Data extracted from a collection:
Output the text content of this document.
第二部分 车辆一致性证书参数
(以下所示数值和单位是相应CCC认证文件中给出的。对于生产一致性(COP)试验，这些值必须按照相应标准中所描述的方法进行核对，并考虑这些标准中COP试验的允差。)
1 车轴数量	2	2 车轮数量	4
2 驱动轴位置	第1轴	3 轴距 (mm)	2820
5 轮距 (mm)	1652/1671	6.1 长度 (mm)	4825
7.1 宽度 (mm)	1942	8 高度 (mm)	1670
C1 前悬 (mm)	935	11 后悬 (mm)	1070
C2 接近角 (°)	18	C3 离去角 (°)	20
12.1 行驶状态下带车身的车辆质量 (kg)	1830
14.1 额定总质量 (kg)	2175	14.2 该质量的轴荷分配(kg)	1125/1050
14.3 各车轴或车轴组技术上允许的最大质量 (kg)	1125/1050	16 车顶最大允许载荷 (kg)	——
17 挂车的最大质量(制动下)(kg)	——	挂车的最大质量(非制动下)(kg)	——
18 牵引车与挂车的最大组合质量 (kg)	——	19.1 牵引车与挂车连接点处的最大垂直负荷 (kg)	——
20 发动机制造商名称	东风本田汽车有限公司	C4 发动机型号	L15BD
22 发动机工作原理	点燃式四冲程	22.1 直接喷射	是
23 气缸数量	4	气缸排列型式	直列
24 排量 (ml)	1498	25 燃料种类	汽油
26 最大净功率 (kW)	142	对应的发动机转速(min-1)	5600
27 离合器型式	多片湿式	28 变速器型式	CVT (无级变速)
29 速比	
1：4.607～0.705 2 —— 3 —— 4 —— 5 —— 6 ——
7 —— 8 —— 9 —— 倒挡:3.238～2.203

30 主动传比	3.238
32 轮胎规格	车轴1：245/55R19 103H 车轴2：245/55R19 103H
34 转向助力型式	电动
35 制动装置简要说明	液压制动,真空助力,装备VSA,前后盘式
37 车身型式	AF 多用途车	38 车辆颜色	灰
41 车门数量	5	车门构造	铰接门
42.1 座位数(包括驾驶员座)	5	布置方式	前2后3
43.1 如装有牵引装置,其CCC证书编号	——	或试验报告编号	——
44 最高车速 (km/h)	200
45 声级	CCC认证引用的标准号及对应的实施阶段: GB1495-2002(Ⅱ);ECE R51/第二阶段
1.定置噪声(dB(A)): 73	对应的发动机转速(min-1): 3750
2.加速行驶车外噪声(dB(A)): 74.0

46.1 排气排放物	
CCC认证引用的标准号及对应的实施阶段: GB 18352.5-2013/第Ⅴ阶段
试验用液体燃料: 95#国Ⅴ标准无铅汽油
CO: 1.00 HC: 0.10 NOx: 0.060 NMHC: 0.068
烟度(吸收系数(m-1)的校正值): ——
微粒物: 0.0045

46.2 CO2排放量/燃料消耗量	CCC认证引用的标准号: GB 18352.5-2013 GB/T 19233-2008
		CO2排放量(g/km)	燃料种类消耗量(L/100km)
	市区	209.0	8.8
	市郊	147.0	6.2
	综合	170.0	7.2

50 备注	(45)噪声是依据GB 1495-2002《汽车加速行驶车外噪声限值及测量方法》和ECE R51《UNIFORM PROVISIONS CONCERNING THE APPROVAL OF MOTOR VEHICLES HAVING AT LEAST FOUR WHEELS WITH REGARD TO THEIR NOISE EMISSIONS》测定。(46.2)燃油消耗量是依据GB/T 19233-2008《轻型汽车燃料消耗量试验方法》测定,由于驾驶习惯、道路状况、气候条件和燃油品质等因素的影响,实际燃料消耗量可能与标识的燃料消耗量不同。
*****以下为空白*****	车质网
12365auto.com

> [Task requirements]: Select and copy every line of the listing with the word "CCC认证引用的标准号及对应的实施阶段".

> [Answer to the exercise]:
45 声级	CCC认证引用的标准号及对应的实施阶段: GB1495-2002(Ⅱ);ECE R51/第二阶段
CCC认证引用的标准号及对应的实施阶段: GB 18352.5-2013/第Ⅴ阶段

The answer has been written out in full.